Problem to solve »
Among the entries below, find the lines with "Rates" and copy them.
* BEGIN *
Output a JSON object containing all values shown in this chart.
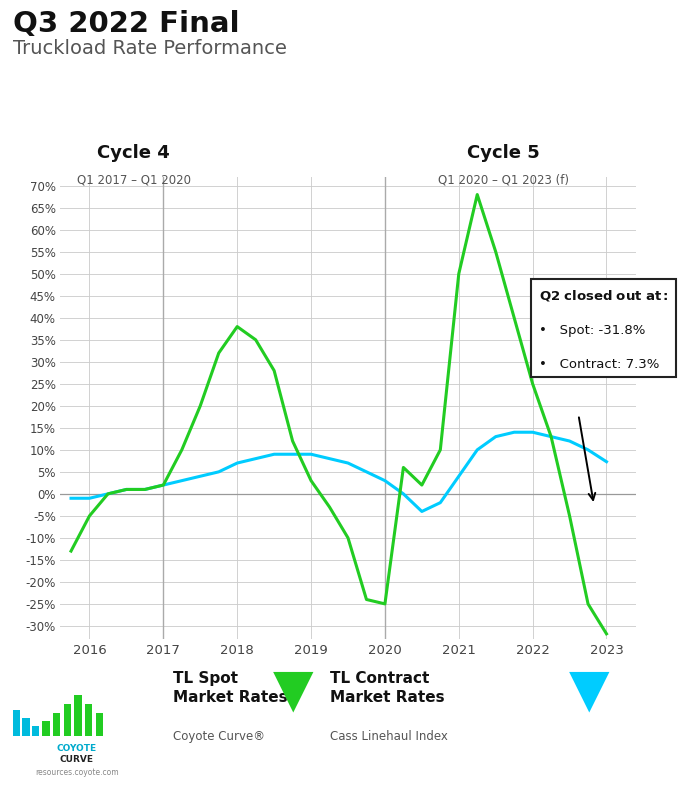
{
  "title1": "Q3 2022 Final",
  "title2": "Truckload Rate Performance",
  "cycle4_label": "Cycle 4",
  "cycle4_sub": "Q1 2017 – Q1 2020",
  "cycle5_label": "Cycle 5",
  "cycle5_sub": "Q1 2020 – Q1 2023 (f)",
  "cycle4_x": 2017.0,
  "cycle5_x": 2020.0,
  "annotation_title": "Q2 closed out at:",
  "annotation_spot": "Spot: -31.8%",
  "annotation_contract": "Contract: 7.3%",
  "spot_color": "#22cc22",
  "contract_color": "#00ccff",
  "background_color": "#ffffff",
  "grid_color": "#cccccc",
  "ylim": [
    -33,
    72
  ],
  "yticks": [
    -30,
    -25,
    -20,
    -15,
    -10,
    -5,
    0,
    5,
    10,
    15,
    20,
    25,
    30,
    35,
    40,
    45,
    50,
    55,
    60,
    65,
    70
  ],
  "spot_x": [
    2015.75,
    2016.0,
    2016.25,
    2016.5,
    2016.75,
    2017.0,
    2017.25,
    2017.5,
    2017.75,
    2018.0,
    2018.25,
    2018.5,
    2018.75,
    2019.0,
    2019.25,
    2019.5,
    2019.75,
    2020.0,
    2020.25,
    2020.5,
    2020.75,
    2021.0,
    2021.25,
    2021.5,
    2021.75,
    2022.0,
    2022.25,
    2022.5,
    2022.75,
    2023.0
  ],
  "spot_y": [
    -13,
    -5,
    0,
    1,
    1,
    2,
    10,
    20,
    32,
    38,
    35,
    28,
    12,
    3,
    -3,
    -10,
    -24,
    -25,
    6,
    2,
    10,
    50,
    68,
    55,
    40,
    25,
    13,
    -5,
    -25,
    -31.8
  ],
  "contract_x": [
    2015.75,
    2016.0,
    2016.25,
    2016.5,
    2016.75,
    2017.0,
    2017.25,
    2017.5,
    2017.75,
    2018.0,
    2018.25,
    2018.5,
    2018.75,
    2019.0,
    2019.25,
    2019.5,
    2019.75,
    2020.0,
    2020.25,
    2020.5,
    2020.75,
    2021.0,
    2021.25,
    2021.5,
    2021.75,
    2022.0,
    2022.25,
    2022.5,
    2022.75,
    2023.0
  ],
  "contract_y": [
    -1,
    -1,
    0,
    1,
    1,
    2,
    3,
    4,
    5,
    7,
    8,
    9,
    9,
    9,
    8,
    7,
    5,
    3,
    0,
    -4,
    -2,
    4,
    10,
    13,
    14,
    14,
    13,
    12,
    10,
    7.3
  ],
  "logo_sub": "resources.coyote.com",
  "legend_spot_label": "TL Spot\nMarket Rates",
  "legend_spot_sub": "Coyote Curve®",
  "legend_contract_label": "TL Contract\nMarket Rates",
  "legend_contract_sub": "Cass Linehaul Index",
  "xlim_left": 2015.6,
  "xlim_right": 2023.4,
  "xticks": [
    2016,
    2017,
    2018,
    2019,
    2020,
    2021,
    2022,
    2023
  ]
}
* END *
Reply to the exercise »
  "legend_spot_label": "TL Spot\nMarket Rates",
  "legend_contract_label": "TL Contract\nMarket Rates",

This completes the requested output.